----- Data for this exercise

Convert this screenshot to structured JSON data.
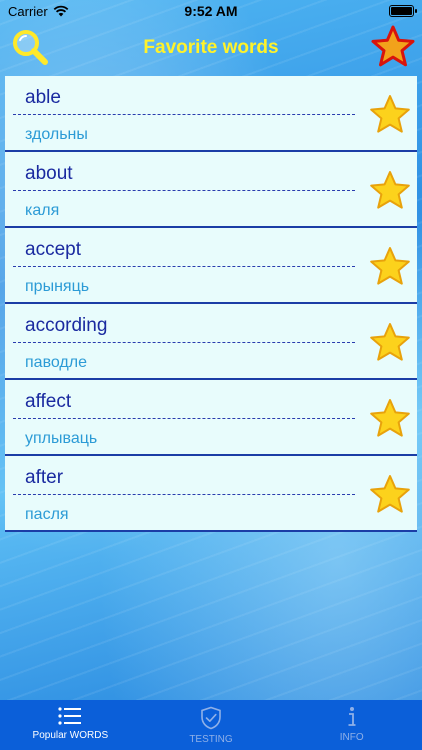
{
  "status_bar": {
    "carrier": "Carrier",
    "time": "9:52 AM"
  },
  "header": {
    "title": "Favorite words"
  },
  "words": [
    {
      "word": "able",
      "translation": "здольны"
    },
    {
      "word": "about",
      "translation": "каля"
    },
    {
      "word": "accept",
      "translation": "прыняць"
    },
    {
      "word": "according",
      "translation": "паводле"
    },
    {
      "word": "affect",
      "translation": "уплываць"
    },
    {
      "word": "after",
      "translation": "пасля"
    }
  ],
  "tabs": [
    {
      "label": "Popular WORDS",
      "icon": "list-icon",
      "active": true
    },
    {
      "label": "TESTING",
      "icon": "shield-check-icon",
      "active": false
    },
    {
      "label": "INFO",
      "icon": "info-icon",
      "active": false
    }
  ],
  "colors": {
    "title": "#fff22a",
    "word": "#1a2aa0",
    "translation": "#2c9bd6",
    "tabbar": "#0b5fd9",
    "star": "#fcd21c"
  }
}
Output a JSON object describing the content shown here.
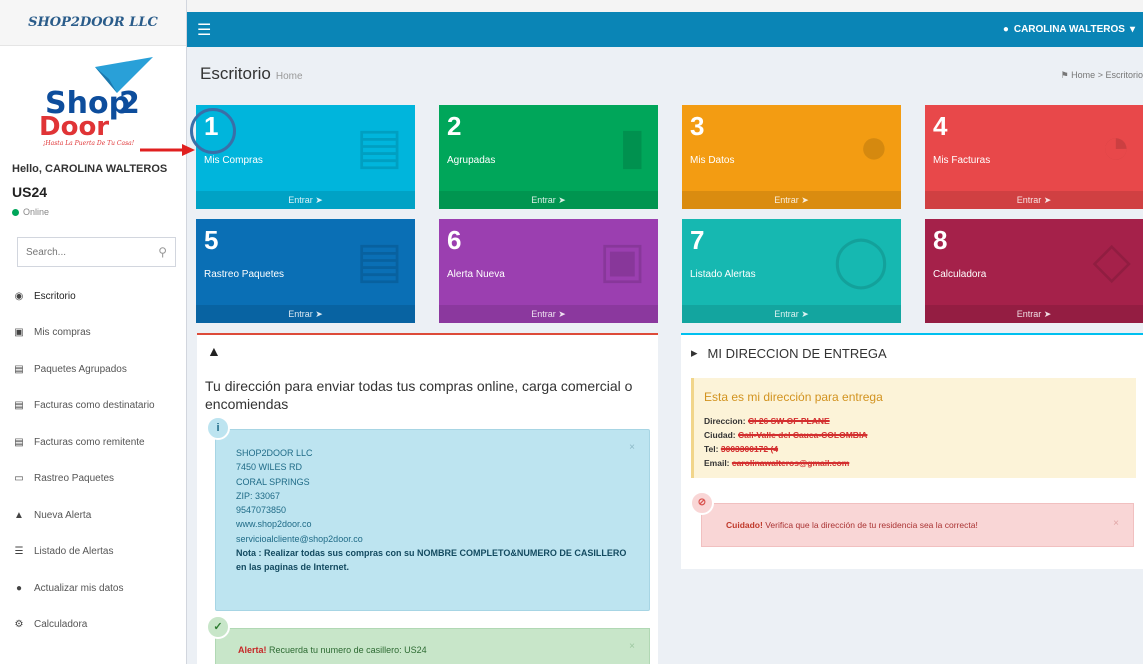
{
  "brand": "SHOP2DOOR LLC",
  "logo_text": "Shop2Door",
  "logo_tagline": "¡Hasta La Puerta De Tu Casa!",
  "user": {
    "greeting": "Hello, CAROLINA WALTEROS",
    "code": "US24",
    "status": "Online",
    "menu_label": "CAROLINA WALTEROS"
  },
  "search": {
    "placeholder": "Search..."
  },
  "menu": [
    {
      "label": "Escritorio",
      "icon": "dashboard-icon"
    },
    {
      "label": "Mis compras",
      "icon": "shopping-icon"
    },
    {
      "label": "Paquetes Agrupados",
      "icon": "truck-icon"
    },
    {
      "label": "Facturas como destinatario",
      "icon": "invoice-icon"
    },
    {
      "label": "Facturas como remitente",
      "icon": "invoice-icon"
    },
    {
      "label": "Rastreo Paquetes",
      "icon": "laptop-icon"
    },
    {
      "label": "Nueva Alerta",
      "icon": "bell-icon"
    },
    {
      "label": "Listado de Alertas",
      "icon": "list-icon"
    },
    {
      "label": "Actualizar mis datos",
      "icon": "user-icon"
    },
    {
      "label": "Calculadora",
      "icon": "gear-icon"
    }
  ],
  "header": {
    "title": "Escritorio",
    "subtitle": "Home",
    "breadcrumb_home": "Home",
    "breadcrumb_current": "Escritorio"
  },
  "tiles": [
    {
      "num": "1",
      "label": "Mis Compras",
      "link": "Entrar",
      "color": "#00b5dc"
    },
    {
      "num": "2",
      "label": "Agrupadas",
      "link": "Entrar",
      "color": "#00a65a"
    },
    {
      "num": "3",
      "label": "Mis Datos",
      "link": "Entrar",
      "color": "#f39c12"
    },
    {
      "num": "4",
      "label": "Mis Facturas",
      "link": "Entrar",
      "color": "#e8484a"
    },
    {
      "num": "5",
      "label": "Rastreo Paquetes",
      "link": "Entrar",
      "color": "#0a6fb5"
    },
    {
      "num": "6",
      "label": "Alerta Nueva",
      "link": "Entrar",
      "color": "#9b3fb0"
    },
    {
      "num": "7",
      "label": "Listado Alertas",
      "link": "Entrar",
      "color": "#16b8b1"
    },
    {
      "num": "8",
      "label": "Calculadora",
      "link": "Entrar",
      "color": "#a5214a"
    }
  ],
  "address_box": {
    "lead": "Tu dirección para enviar todas tus compras online, carga comercial o encomiendas",
    "lines": [
      "SHOP2DOOR LLC",
      "7450 WILES RD",
      "CORAL SPRINGS",
      "ZIP: 33067",
      "9547073850",
      "www.shop2door.co",
      "servicioalcliente@shop2door.co"
    ],
    "note": "Nota : Realizar todas sus compras con su NOMBRE COMPLETO&NUMERO DE CASILLERO en las paginas de Internet.",
    "alert_label": "Alerta!",
    "alert_text": "Recuerda tu numero de casillero: US24"
  },
  "delivery": {
    "title": "MI DIRECCION DE ENTREGA",
    "heading": "Esta es mi dirección para entrega",
    "direccion_label": "Direccion:",
    "direccion_value": "Cl 26 SW OF PLANE",
    "ciudad_label": "Ciudad:",
    "ciudad_value": "Cali-Valle del Cauca-COLOMBIA",
    "tel_label": "Tel:",
    "tel_value": "3003300172 (4",
    "email_label": "Email:",
    "email_value": "carolinawalteros@gmail.com",
    "warning_label": "Cuidado!",
    "warning_text": "Verifica que la dirección de tu residencia sea la correcta!"
  }
}
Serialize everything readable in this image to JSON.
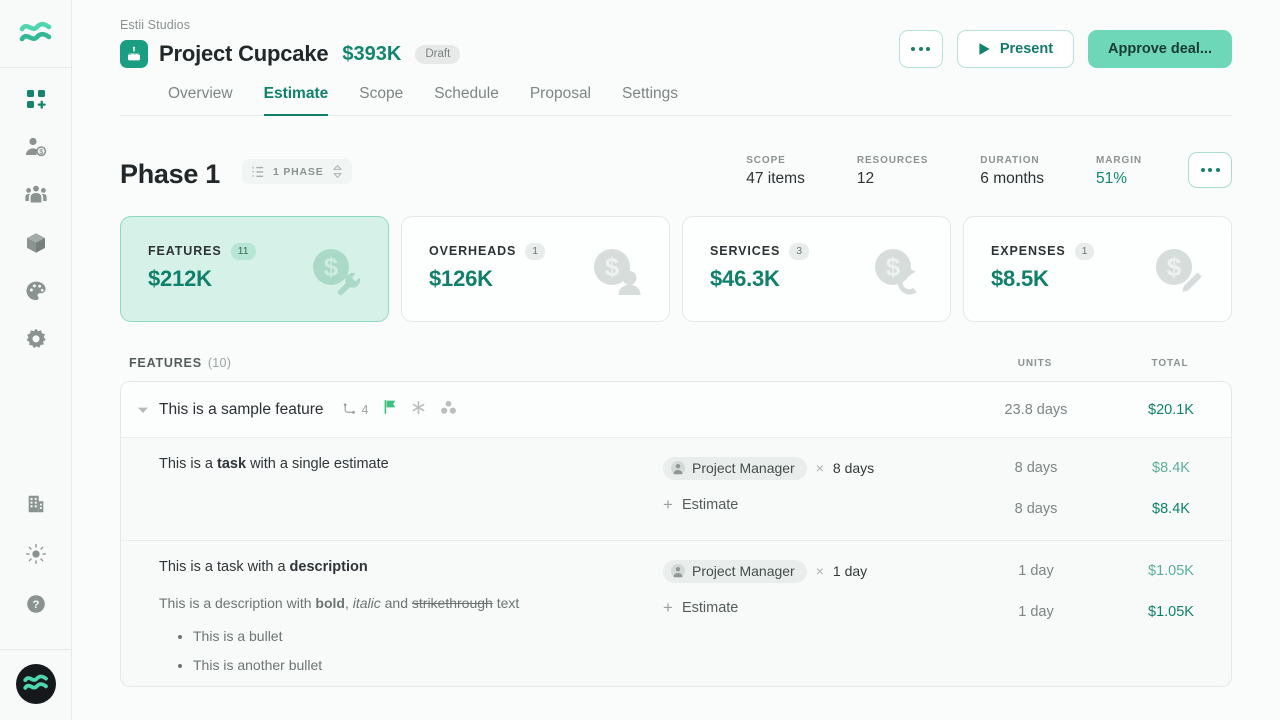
{
  "sidebar": {
    "logo_icon": "estii-wave-logo",
    "items": [
      {
        "icon": "dashboard-grid-plus-icon",
        "name": "dashboard",
        "active": true
      },
      {
        "icon": "person-dollar-icon",
        "name": "deals",
        "active": false
      },
      {
        "icon": "people-team-icon",
        "name": "resources",
        "active": false
      },
      {
        "icon": "package-box-icon",
        "name": "products",
        "active": false
      },
      {
        "icon": "palette-icon",
        "name": "branding",
        "active": false
      },
      {
        "icon": "gear-icon",
        "name": "settings",
        "active": false
      }
    ],
    "bottom_items": [
      {
        "icon": "building-icon",
        "name": "company"
      },
      {
        "icon": "sun-icon",
        "name": "theme-toggle"
      },
      {
        "icon": "help-circle-icon",
        "name": "help"
      }
    ],
    "avatar_icon": "estii-wave-logo"
  },
  "header": {
    "breadcrumb": "Estii Studios",
    "project_icon": "cupcake-icon",
    "title": "Project Cupcake",
    "value": "$393K",
    "status": "Draft",
    "more_icon": "ellipsis-icon",
    "present_label": "Present",
    "present_icon": "play-icon",
    "approve_label": "Approve deal...",
    "accent": "#11806a",
    "approve_bg": "#6ed7b7"
  },
  "tabs": [
    {
      "label": "Overview",
      "active": false
    },
    {
      "label": "Estimate",
      "active": true
    },
    {
      "label": "Scope",
      "active": false
    },
    {
      "label": "Schedule",
      "active": false
    },
    {
      "label": "Proposal",
      "active": false
    },
    {
      "label": "Settings",
      "active": false
    }
  ],
  "phase": {
    "title": "Phase 1",
    "selector_label": "1 PHASE",
    "selector_icon": "list-ordered-icon",
    "selector_chevrons_icon": "chevron-up-down-icon",
    "more_icon": "ellipsis-icon",
    "stats": [
      {
        "label": "SCOPE",
        "value": "47 items",
        "teal": false
      },
      {
        "label": "RESOURCES",
        "value": "12",
        "teal": false
      },
      {
        "label": "DURATION",
        "value": "6 months",
        "teal": false
      },
      {
        "label": "MARGIN",
        "value": "51%",
        "teal": true
      }
    ]
  },
  "cards": [
    {
      "label": "FEATURES",
      "badge": "11",
      "value": "$212K",
      "icon": "dollar-wrench-icon",
      "selected": true
    },
    {
      "label": "OVERHEADS",
      "badge": "1",
      "value": "$126K",
      "icon": "dollar-person-icon",
      "selected": false
    },
    {
      "label": "SERVICES",
      "badge": "3",
      "value": "$46.3K",
      "icon": "dollar-refresh-icon",
      "selected": false
    },
    {
      "label": "EXPENSES",
      "badge": "1",
      "value": "$8.5K",
      "icon": "dollar-pencil-icon",
      "selected": false
    }
  ],
  "table": {
    "section_label": "FEATURES",
    "section_count": "(10)",
    "col_units": "UNITS",
    "col_total": "TOTAL",
    "feature": {
      "caret_icon": "caret-down-icon",
      "title": "This is a sample feature",
      "subtask_icon": "subtask-count-icon",
      "subtask_count": "4",
      "flag_icon": "flag-icon",
      "star_icon": "asterisk-icon",
      "group_icon": "people-dots-icon",
      "units": "23.8 days",
      "total": "$20.1K"
    },
    "tasks": [
      {
        "title_pre": "This is a ",
        "title_bold": "task",
        "title_post": " with a single estimate",
        "resource": "Project Manager",
        "resource_icon": "person-avatar-icon",
        "times": "×",
        "estimate": "8 days",
        "add_label": "Estimate",
        "add_icon": "plus-icon",
        "units_1": "8 days",
        "total_1": "$8.4K",
        "units_2": "8 days",
        "total_2": "$8.4K",
        "description": null,
        "bullets": []
      },
      {
        "title_pre": "This is a task with a ",
        "title_bold": "description",
        "title_post": "",
        "resource": "Project Manager",
        "resource_icon": "person-avatar-icon",
        "times": "×",
        "estimate": "1 day",
        "add_label": "Estimate",
        "add_icon": "plus-icon",
        "units_1": "1 day",
        "total_1": "$1.05K",
        "units_2": "1 day",
        "total_2": "$1.05K",
        "desc_pre": "This is a description with ",
        "desc_bold": "bold",
        "desc_mid": ", ",
        "desc_italic": "italic",
        "desc_mid2": " and ",
        "desc_strike": "strikethrough",
        "desc_post": " text",
        "bullets": [
          "This is a bullet",
          "This is another bullet"
        ]
      }
    ]
  }
}
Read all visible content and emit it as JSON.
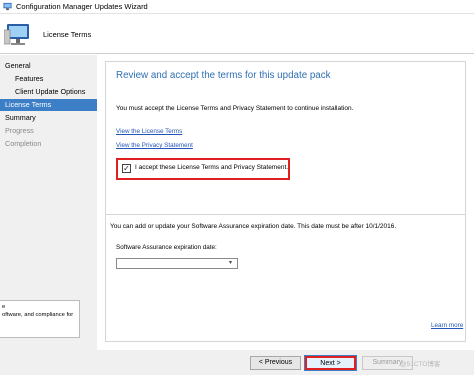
{
  "window": {
    "title": "Configuration Manager Updates Wizard",
    "icon": "wizard-app-icon"
  },
  "banner": {
    "title": "License Terms",
    "icon": "computer-monitor-icon"
  },
  "sidebar": {
    "items": [
      {
        "label": "General",
        "level": 0,
        "state": "normal"
      },
      {
        "label": "Features",
        "level": 1,
        "state": "normal"
      },
      {
        "label": "Client Update Options",
        "level": 1,
        "state": "normal"
      },
      {
        "label": "License Terms",
        "level": 0,
        "state": "active"
      },
      {
        "label": "Summary",
        "level": 0,
        "state": "normal"
      },
      {
        "label": "Progress",
        "level": 0,
        "state": "disabled"
      },
      {
        "label": "Completion",
        "level": 0,
        "state": "disabled"
      }
    ],
    "tooltip_lines": [
      "e",
      "oftware, and compliance for"
    ]
  },
  "main": {
    "heading": "Review and accept the terms for this update pack",
    "instruction": "You must accept the License Terms and Privacy Statement to continue installation.",
    "links": {
      "license_terms": "View the License Terms",
      "privacy_statement": "View the Privacy Statement"
    },
    "accept": {
      "label": "I accept these License Terms and Privacy Statement.",
      "checked": true,
      "check_glyph": "✓"
    },
    "software_assurance": {
      "description": "You can add or update your Software Assurance expiration date. This date must be after 10/1/2016.",
      "field_label": "Software Assurance expiration date:",
      "value": "",
      "dropdown_glyph": "▾"
    },
    "learn_more": "Learn more"
  },
  "footer": {
    "previous_label": "< Previous",
    "next_label": "Next >",
    "summary_label": "Summary",
    "watermark": "@51CTO博客"
  },
  "colors": {
    "accent": "#3c7fc6",
    "heading": "#2f6fb3",
    "link": "#2356b8",
    "highlight": "#e02020"
  }
}
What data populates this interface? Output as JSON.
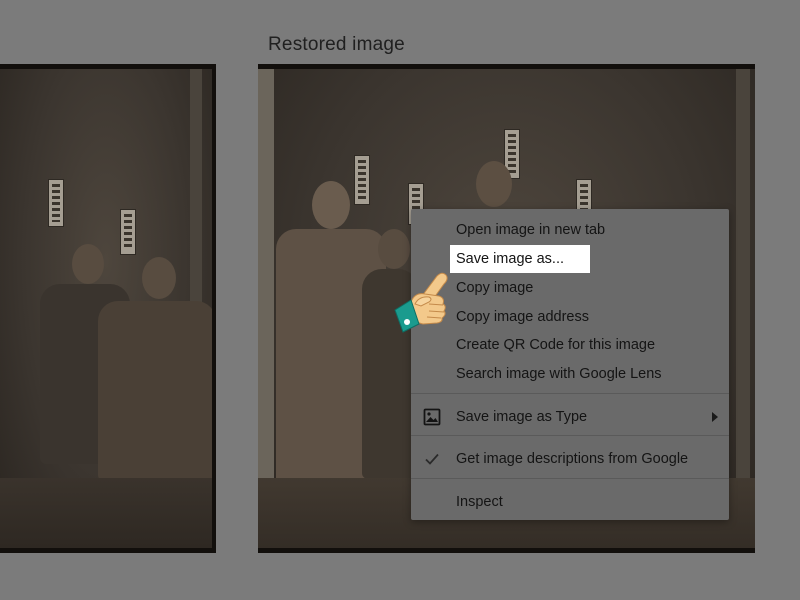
{
  "heading": "Restored image",
  "menu": {
    "items": [
      {
        "label": "Open image in new tab"
      },
      {
        "label": "Save image as..."
      },
      {
        "label": "Copy image"
      },
      {
        "label": "Copy image address"
      },
      {
        "label": "Create QR Code for this image"
      },
      {
        "label": "Search image with Google Lens"
      },
      {
        "label": "Save image as Type",
        "icon": "image-icon",
        "submenu": true
      },
      {
        "label": "Get image descriptions from Google",
        "icon": "check-icon"
      },
      {
        "label": "Inspect"
      }
    ],
    "highlighted": "Save image as..."
  },
  "colors": {
    "overlay": "#7b7b7b",
    "menu_bg": "#6a6a6a",
    "highlight": "#ffffff",
    "hand_cuff": "#1a9b8e",
    "hand_skin": "#f3c98b"
  },
  "icons": [
    "pointing-hand-icon",
    "image-icon",
    "check-icon",
    "chevron-right-icon"
  ]
}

----------

◆ The problem
Without any pictures, reproduce exactly the lines from the line that contains "What data populates" to the end of the entries above, both ends included.

◆ Final result
What data populates this interface? Output as JSON.
{
  "heading": "Restored image",
  "menu": {
    "items": [
      {
        "label": "Open image in new tab"
      },
      {
        "label": "Save image as..."
      },
      {
        "label": "Copy image"
      },
      {
        "label": "Copy image address"
      },
      {
        "label": "Create QR Code for this image"
      },
      {
        "label": "Search image with Google Lens"
      },
      {
        "label": "Save image as Type",
        "icon": "image-icon",
        "submenu": true
      },
      {
        "label": "Get image descriptions from Google",
        "icon": "check-icon"
      },
      {
        "label": "Inspect"
      }
    ],
    "highlighted": "Save image as..."
  },
  "colors": {
    "overlay": "#7b7b7b",
    "menu_bg": "#6a6a6a",
    "highlight": "#ffffff",
    "hand_cuff": "#1a9b8e",
    "hand_skin": "#f3c98b"
  },
  "icons": [
    "pointing-hand-icon",
    "image-icon",
    "check-icon",
    "chevron-right-icon"
  ]
}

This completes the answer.